→ Goal of the exercise: Leave every picture out and write out the records below exactly.

→ Input data:
***

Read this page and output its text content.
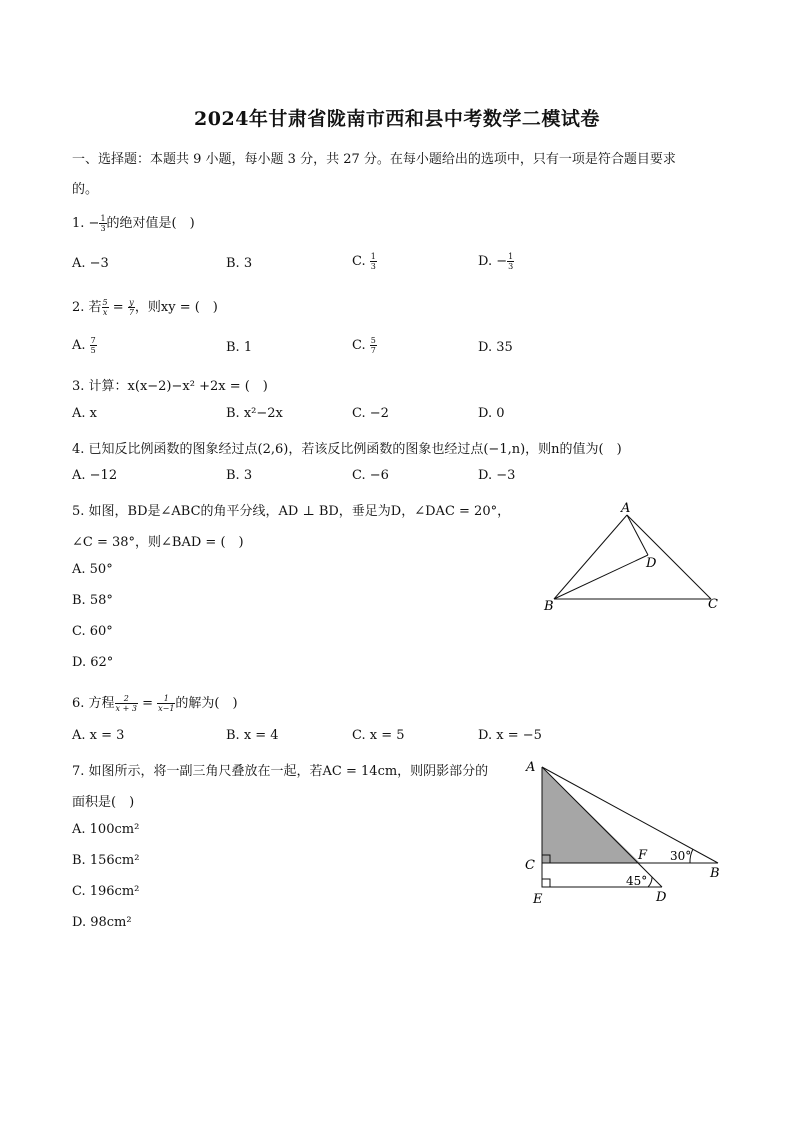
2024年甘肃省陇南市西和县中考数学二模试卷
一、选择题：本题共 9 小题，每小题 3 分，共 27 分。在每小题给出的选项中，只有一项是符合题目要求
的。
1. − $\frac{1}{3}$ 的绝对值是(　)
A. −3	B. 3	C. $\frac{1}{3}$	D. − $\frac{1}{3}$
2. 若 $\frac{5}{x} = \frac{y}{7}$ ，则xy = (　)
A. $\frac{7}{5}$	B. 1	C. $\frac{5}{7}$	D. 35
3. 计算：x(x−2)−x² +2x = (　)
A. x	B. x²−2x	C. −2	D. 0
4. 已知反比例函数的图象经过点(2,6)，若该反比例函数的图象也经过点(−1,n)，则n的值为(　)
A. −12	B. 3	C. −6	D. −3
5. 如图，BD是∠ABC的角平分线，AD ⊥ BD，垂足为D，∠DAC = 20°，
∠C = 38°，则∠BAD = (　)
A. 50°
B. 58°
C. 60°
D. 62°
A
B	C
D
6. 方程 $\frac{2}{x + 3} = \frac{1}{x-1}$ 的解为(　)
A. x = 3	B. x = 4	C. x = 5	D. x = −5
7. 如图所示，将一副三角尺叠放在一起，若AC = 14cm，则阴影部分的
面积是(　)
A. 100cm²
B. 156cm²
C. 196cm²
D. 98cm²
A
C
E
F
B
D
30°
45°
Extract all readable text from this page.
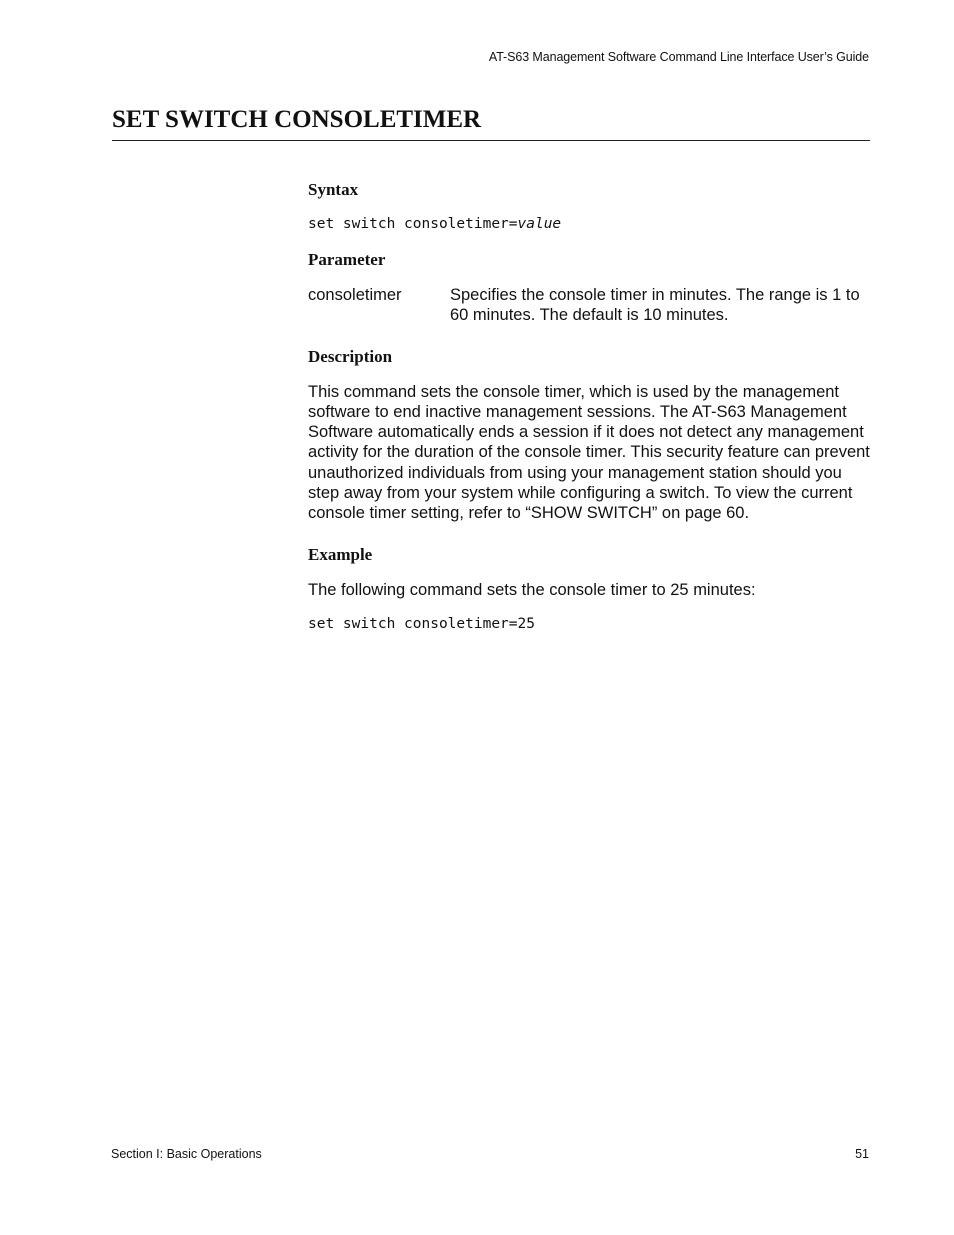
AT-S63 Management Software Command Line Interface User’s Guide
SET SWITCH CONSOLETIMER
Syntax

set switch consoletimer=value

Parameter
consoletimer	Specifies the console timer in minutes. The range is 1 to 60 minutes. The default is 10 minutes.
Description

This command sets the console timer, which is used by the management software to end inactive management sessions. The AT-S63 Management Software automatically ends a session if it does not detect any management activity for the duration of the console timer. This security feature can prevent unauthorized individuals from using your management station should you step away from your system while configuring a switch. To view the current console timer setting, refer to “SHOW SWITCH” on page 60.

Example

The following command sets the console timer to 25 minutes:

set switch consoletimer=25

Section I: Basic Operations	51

***

→ The completed task:
Read this page and output its text content.
2024年甘肃省陇南市西和县中考数学二模试卷
一、选择题：本题共 9 小题，每小题 3 分，共 27 分。在每小题给出的选项中，只有一项是符合题目要求
的。
1. − $\frac{1}{3}$ 的绝对值是(　)
A. −3	B. 3	C. $\frac{1}{3}$	D. − $\frac{1}{3}$
2. 若 $\frac{5}{x} = \frac{y}{7}$ ，则xy = (　)
A. $\frac{7}{5}$	B. 1	C. $\frac{5}{7}$	D. 35
3. 计算：x(x−2)−x² +2x = (　)
A. x	B. x²−2x	C. −2	D. 0
4. 已知反比例函数的图象经过点(2,6)，若该反比例函数的图象也经过点(−1,n)，则n的值为(　)
A. −12	B. 3	C. −6	D. −3
5. 如图，BD是∠ABC的角平分线，AD ⊥ BD，垂足为D，∠DAC = 20°，
∠C = 38°，则∠BAD = (　)
A. 50°
B. 58°
C. 60°
D. 62°
A
B	C
D
6. 方程 $\frac{2}{x + 3} = \frac{1}{x-1}$ 的解为(　)
A. x = 3	B. x = 4	C. x = 5	D. x = −5
7. 如图所示，将一副三角尺叠放在一起，若AC = 14cm，则阴影部分的
面积是(　)
A. 100cm²
B. 156cm²
C. 196cm²
D. 98cm²
A
C
E
F
B
D
30°
45°
Extract all readable text from this page.
AT-S63 Management Software Command Line Interface User’s Guide
SET SWITCH CONSOLETIMER
Syntax

set switch consoletimer=value

Parameter
consoletimer	Specifies the console timer in minutes. The range is 1 to 60 minutes. The default is 10 minutes.
Description

This command sets the console timer, which is used by the management software to end inactive management sessions. The AT-S63 Management Software automatically ends a session if it does not detect any management activity for the duration of the console timer. This security feature can prevent unauthorized individuals from using your management station should you step away from your system while configuring a switch. To view the current console timer setting, refer to “SHOW SWITCH” on page 60.

Example

The following command sets the console timer to 25 minutes:

set switch consoletimer=25

Section I: Basic Operations	51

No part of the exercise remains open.